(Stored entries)
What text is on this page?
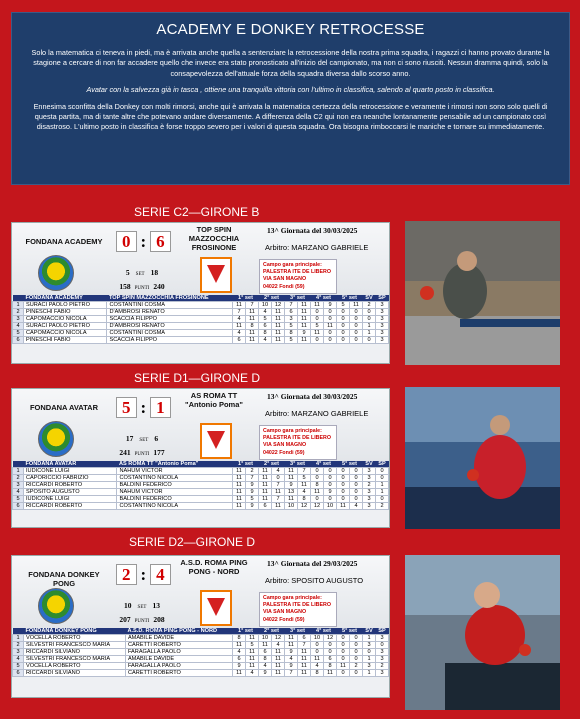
ACADEMY E DONKEY RETROCESSE

Solo la matematica ci teneva in piedi, ma è arrivata anche quella a sentenziare la retrocessione della nostra prima squadra, i ragazzi ci hanno provato durante la stagione a cercare di non far accadere quello che invece era stato pronosticato all'inizio del campionato, ma non ci sono riusciti. Nessun dramma quindi, solo la consapevolezza dell'attuale forza della squadra diversa dallo scorso anno.

Avatar con la salvezza già in tasca , ottiene una tranquilla vittoria con l'ultimo in classifica, salendo al quarto posto in classifica.

Ennesima sconfitta della Donkey con molti rimorsi, anche qui è arrivata la matematica certezza della retrocessione e veramente i rimorsi non sono solo quelli di questa partita, ma di tante altre che potevano andare diversamente. A differenza della C2 qui non era neanche lontanamente pensabile ad un campionato così disastroso. L'ultimo posto in classifica è forse troppo severo per i valori di questa squadra. Ora bisogna rimboccarsi le maniche e tornare su immediatamente.

SERIE C2—GIRONE B
SERIE D1—GIRONE D
SERIE D2—GIRONE D
FONDANA ACADEMY	0 : 6
5 SET 18
158 PUNTI 240
TOP SPIN MAZZOCCHIA FROSINONE
13^ Giornata del 30/03/2025
Arbitro: MARZANO GABRIELE
Campo gara principale:
PALESTRA ITE DE LIBERO
VIA SAN MAGNO
04022 Fondi (59)
	FONDANA ACADEMY	TOP SPIN MAZZOCCHIA FROSINONE	1° set		2° set		3° set		4° set		5° set		SV	SP
1	SURACI PAOLO PIETRO	COSTANTINI COSMA	11	7	10	12	7	11	11	9	5	11	2	3
2	PINESCHI FABIO	D'AMBROSI RENATO	7	11	4	11	6	11	0	0	0	0	0	3
3	CAPOMACCIO NICOLA	SCACCIA FILIPPO	4	11	5	11	3	11	0	0	0	0	0	3
4	SURACI PAOLO PIETRO	D'AMBROSI RENATO	11	8	6	11	5	11	5	11	0	0	1	3
5	CAPOMACCIO NICOLA	COSTANTINI COSMA	4	11	8	11	8	9	11	0	0	0	1	3
6	PINESCHI FABIO	SCACCIA FILIPPO	6	11	4	11	5	11	0	0	0	0	0	3
FONDANA AVATAR	5 : 1
17 SET 6
241 PUNTI 177
AS ROMA TT "Antonio Poma"
13^ Giornata del 30/03/2025
Arbitro: MARZANO GABRIELE
Campo gara principale:
PALESTRA ITE DE LIBERO
VIA SAN MAGNO
04022 Fondi (59)
	FONDANA AVATAR	AS ROMA TT "Antonio Poma"	1° set		2° set		3° set		4° set		5° set		SV	SP
1	IUDICONE LUIGI	NAHUM VICTOR	11	2	11	4	11	7	0	0	0	0	3	0
2	CAPORICCIO FABRIZIO	COSTANTINO NICOLA	11	7	11	0	11	5	0	0	0	0	3	0
3	RICCARDI ROBERTO	BALDINI FEDERICO	11	9	11	7	9	11	8	0	0	0	2	1
4	SPOSITO AUGUSTO	NAHUM VICTOR	11	9	11	11	13	4	11	9	0	0	3	1
5	IUDICONE LUIGI	BALDINI FEDERICO	11	5	11	7	11	8	0	0	0	0	3	0
6	RICCARDI ROBERTO	COSTANTINO NICOLA	11	9	6	11	10	12	12	10	11	4	3	2
FONDANA DONKEY PONG	2 : 4
10 SET 13
207 PUNTI 208
A.S.D. ROMA PING PONG - NORD
13^ Giornata del 29/03/2025
Arbitro: SPOSITO AUGUSTO
Campo gara principale:
PALESTRA ITE DE LIBERO
VIA SAN MAGNO
04022 Fondi (59)
	FONDANA DONKEY PONG	A.S.D. ROMA PING PONG - NORD	1° set		2° set		3° set		4° set		5° set		SV	SP
1	VOCELLA ROBERTO	AMABILE DAVIDE	8	11	10	12	11	6	10	12	0	0	1	3
2	SILVESTRI FRANCESCO MARIA	CARETTI ROBERTO	11	5	11	4	11	7	0	0	0	0	3	0
3	RICCARDI SILVIANO	FARAGALLA PAOLO	4	11	6	11	9	11	0	0	0	0	0	3
4	SILVESTRI FRANCESCO MARIA	AMABILE DAVIDE	6	11	8	11	4	11	11	6	0	0	1	3
5	VOCELLA ROBERTO	FARAGALLA PAOLO	9	11	4	11	9	11	4	8	11	2	3	2
6	RICCARDI SILVIANO	CARETTI ROBERTO	11	4	9	11	7	11	8	11	0	0	1	3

Problem to solve: Collect each line holding the string "DAVIDE".

Response:
1	VOCELLA ROBERTO	AMABILE DAVIDE	8	11	10	12	11	6	10	12	0	0	1	3
4	SILVESTRI FRANCESCO MARIA	AMABILE DAVIDE	6	11	8	11	4	11	11	6	0	0	1	3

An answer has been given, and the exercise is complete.